Job
From the line containing "Output a JSON" to the end of the listing, write out every line exactly; leave out everything else.

Items from a dataset:

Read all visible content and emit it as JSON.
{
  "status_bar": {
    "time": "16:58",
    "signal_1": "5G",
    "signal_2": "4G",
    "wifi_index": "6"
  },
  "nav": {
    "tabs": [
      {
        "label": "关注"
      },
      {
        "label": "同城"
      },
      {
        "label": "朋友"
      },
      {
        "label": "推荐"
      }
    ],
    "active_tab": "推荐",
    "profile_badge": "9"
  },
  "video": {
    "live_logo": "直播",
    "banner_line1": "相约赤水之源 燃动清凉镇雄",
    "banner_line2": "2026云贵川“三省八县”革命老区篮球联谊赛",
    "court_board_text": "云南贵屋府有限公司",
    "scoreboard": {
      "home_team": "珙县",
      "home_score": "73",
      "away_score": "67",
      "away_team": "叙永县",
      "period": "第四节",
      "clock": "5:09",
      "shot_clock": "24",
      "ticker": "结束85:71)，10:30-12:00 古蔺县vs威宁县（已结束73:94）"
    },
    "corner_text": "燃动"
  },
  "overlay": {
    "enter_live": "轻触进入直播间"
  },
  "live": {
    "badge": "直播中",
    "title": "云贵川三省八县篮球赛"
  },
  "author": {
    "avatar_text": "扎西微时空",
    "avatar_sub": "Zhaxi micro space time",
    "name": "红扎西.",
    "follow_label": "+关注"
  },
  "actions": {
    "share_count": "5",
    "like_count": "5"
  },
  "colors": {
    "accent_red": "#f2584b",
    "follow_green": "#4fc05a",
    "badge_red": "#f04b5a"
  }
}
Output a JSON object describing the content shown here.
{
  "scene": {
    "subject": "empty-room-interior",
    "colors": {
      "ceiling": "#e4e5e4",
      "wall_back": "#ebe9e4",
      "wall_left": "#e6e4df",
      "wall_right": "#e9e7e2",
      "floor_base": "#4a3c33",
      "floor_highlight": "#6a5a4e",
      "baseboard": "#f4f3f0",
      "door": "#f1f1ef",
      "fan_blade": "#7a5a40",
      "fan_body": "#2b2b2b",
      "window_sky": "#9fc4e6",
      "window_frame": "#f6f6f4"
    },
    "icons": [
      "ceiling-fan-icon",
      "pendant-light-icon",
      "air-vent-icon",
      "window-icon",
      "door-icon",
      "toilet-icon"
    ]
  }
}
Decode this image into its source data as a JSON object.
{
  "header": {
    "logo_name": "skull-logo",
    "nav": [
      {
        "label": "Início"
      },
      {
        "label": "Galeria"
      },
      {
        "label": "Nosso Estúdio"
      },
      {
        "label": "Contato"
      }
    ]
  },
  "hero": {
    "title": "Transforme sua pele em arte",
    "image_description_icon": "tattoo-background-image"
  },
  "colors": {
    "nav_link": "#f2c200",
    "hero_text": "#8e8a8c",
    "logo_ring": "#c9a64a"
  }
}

Correct response
Output a JSON object describing the content shown here.
{
  "scene": {
    "subject": "empty-room-interior",
    "colors": {
      "ceiling": "#e4e5e4",
      "wall_back": "#ebe9e4",
      "wall_left": "#e6e4df",
      "wall_right": "#e9e7e2",
      "floor_base": "#4a3c33",
      "floor_highlight": "#6a5a4e",
      "baseboard": "#f4f3f0",
      "door": "#f1f1ef",
      "fan_blade": "#7a5a40",
      "fan_body": "#2b2b2b",
      "window_sky": "#9fc4e6",
      "window_frame": "#f6f6f4"
    },
    "icons": [
      "ceiling-fan-icon",
      "pendant-light-icon",
      "air-vent-icon",
      "window-icon",
      "door-icon",
      "toilet-icon"
    ]
  }
}
Decode this image into its source data as a JSON object.
{
  "header": {
    "logo_name": "skull-logo",
    "nav": [
      {
        "label": "Início"
      },
      {
        "label": "Galeria"
      },
      {
        "label": "Nosso Estúdio"
      },
      {
        "label": "Contato"
      }
    ]
  },
  "hero": {
    "title": "Transforme sua pele em arte",
    "image_description_icon": "tattoo-background-image"
  },
  "colors": {
    "nav_link": "#f2c200",
    "hero_text": "#8e8a8c",
    "logo_ring": "#c9a64a"
  }
}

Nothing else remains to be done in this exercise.